We Don’t Have to Be the Building

To say this has been a huge project is a wild underestimation of many things. The idea for a project that engaged with my own queer and trans* communities, trying to find ways to creatively tell my own and our stories, started rolling around in my head a number of years ago. I felt inadequately skilled to try then; in my practice of drawing and making, but also in whether I thought I had the right to tell other peoples’ stories in any way. What became apparent over the last few years is that I needed to keep trying, and to find ways to use my art making skills in new ways; useful ways. I believe that being an artist is a job, and I wanted to make sure I was doing mine; as a curious, open, brave and skillful storyteller.

What made it all feel possible was when I began to think of it as searching for my own whakapapa through queer activism. I felt like it was ok for me to ask, as long as it was always ok for people to say yes, or no. I had a need to position myself, connect myself, ask for help, listen to stories and hear and see myself through the past and in the future. So I started asking.

EXERCISE DIRECTIONS: Resume the essay about searching for queer whakapapa through activism, starting after its final sentence.

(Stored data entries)
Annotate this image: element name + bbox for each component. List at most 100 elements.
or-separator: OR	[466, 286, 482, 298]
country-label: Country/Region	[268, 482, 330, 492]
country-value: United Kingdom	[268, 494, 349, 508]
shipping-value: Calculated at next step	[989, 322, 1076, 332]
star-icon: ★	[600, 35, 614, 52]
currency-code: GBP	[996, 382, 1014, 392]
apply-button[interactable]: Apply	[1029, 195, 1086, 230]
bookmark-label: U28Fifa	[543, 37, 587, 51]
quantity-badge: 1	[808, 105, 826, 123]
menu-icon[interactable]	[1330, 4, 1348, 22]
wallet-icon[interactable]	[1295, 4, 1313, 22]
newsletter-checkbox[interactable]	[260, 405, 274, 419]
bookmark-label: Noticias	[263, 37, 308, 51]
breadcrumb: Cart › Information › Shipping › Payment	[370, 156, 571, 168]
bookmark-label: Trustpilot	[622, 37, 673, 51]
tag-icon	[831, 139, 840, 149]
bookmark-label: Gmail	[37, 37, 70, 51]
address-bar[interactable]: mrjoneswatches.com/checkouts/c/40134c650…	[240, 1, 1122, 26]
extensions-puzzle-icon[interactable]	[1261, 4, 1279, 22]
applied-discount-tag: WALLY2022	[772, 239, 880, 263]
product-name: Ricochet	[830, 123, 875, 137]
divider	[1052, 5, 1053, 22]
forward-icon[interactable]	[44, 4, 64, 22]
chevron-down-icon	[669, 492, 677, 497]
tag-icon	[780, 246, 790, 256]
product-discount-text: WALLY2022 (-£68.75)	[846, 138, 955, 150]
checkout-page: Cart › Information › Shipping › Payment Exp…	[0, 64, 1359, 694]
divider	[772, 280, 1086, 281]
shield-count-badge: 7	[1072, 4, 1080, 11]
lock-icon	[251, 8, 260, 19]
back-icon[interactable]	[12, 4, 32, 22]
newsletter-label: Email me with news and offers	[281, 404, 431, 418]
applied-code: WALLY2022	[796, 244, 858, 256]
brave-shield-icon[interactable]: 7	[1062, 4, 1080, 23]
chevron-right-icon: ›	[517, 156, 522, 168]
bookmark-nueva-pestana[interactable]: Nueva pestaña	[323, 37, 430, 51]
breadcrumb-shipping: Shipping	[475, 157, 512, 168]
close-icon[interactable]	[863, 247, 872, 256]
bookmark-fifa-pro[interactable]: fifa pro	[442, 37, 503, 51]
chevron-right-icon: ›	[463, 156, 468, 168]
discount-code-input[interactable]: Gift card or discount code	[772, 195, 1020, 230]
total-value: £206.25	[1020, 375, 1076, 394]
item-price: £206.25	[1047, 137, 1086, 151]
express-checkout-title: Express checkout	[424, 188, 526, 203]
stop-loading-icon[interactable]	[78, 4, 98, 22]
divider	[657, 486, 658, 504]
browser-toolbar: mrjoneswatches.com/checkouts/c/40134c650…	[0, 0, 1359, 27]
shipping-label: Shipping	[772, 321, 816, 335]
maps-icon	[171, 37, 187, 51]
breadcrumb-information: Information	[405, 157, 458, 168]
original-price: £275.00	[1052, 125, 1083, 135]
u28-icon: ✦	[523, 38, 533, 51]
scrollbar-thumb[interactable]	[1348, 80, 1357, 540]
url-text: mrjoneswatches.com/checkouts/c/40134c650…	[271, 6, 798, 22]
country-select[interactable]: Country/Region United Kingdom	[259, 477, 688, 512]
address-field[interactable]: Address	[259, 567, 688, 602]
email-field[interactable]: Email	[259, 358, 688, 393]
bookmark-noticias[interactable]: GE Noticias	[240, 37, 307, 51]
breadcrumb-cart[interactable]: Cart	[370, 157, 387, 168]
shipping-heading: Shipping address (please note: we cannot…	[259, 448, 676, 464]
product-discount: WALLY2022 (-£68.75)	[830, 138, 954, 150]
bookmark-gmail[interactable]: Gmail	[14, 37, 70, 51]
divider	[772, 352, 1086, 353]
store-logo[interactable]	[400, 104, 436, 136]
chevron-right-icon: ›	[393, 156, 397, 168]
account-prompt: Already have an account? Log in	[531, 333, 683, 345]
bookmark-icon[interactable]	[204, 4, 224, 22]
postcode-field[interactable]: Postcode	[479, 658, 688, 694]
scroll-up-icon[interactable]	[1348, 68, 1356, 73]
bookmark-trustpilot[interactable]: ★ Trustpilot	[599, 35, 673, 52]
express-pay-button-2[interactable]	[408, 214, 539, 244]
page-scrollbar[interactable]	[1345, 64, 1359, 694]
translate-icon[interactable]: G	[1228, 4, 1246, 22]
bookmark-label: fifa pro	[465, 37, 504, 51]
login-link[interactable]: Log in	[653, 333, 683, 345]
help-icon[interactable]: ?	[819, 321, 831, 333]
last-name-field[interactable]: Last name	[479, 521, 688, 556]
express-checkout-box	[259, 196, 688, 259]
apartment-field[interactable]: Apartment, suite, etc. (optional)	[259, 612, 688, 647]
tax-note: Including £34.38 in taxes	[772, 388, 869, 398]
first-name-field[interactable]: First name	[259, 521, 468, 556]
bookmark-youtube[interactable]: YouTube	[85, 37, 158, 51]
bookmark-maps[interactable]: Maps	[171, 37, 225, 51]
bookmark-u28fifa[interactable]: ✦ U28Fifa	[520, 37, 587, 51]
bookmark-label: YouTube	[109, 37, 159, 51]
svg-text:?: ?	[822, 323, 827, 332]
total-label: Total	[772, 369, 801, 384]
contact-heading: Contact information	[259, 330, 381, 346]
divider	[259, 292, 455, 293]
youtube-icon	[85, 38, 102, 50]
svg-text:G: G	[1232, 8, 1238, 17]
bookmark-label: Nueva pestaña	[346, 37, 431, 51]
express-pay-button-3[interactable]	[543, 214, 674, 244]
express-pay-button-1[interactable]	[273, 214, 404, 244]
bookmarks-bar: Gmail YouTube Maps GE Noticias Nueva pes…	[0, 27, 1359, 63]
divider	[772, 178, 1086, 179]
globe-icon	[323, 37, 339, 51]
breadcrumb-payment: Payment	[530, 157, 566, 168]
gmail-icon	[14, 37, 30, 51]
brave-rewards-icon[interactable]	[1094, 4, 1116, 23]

WRITTEN RESPONSE:
2016 is the 30 year anniversary of Homosexual Law Reform; a time when groups came together to protest and work together for human rights. I was particularly interested in the lesbian, bi-sexual, trans*, female identified, mana wahine and takataapui stories around this time; people who the law did not affect directly, but who saw it as a human rights issue. I learnt a lot from the archives about solidarity, and divisions within our communities. There was soul searching on all sides; how to listen to each other, how to help, why we should help. I read gay men writing about their own sexism and wanting to fix it. I read lesbians writing about their concerns that we should be careful of the female socialised belief that we should always be helping others, and that we need to retain energy for ourselves. I read about gate keeping to lesbian and women’s spaces; that bi-sexual women in particular suffered a great deal of judgement, derision and exclusion.

This research helped me to build a kaupapa of inclusion and openness. I learned from my responses to our histories that the hard way must be taken; the way of acknowledging difference, division, pain, multiplicity and need. Need for each other, and need for expression of all things.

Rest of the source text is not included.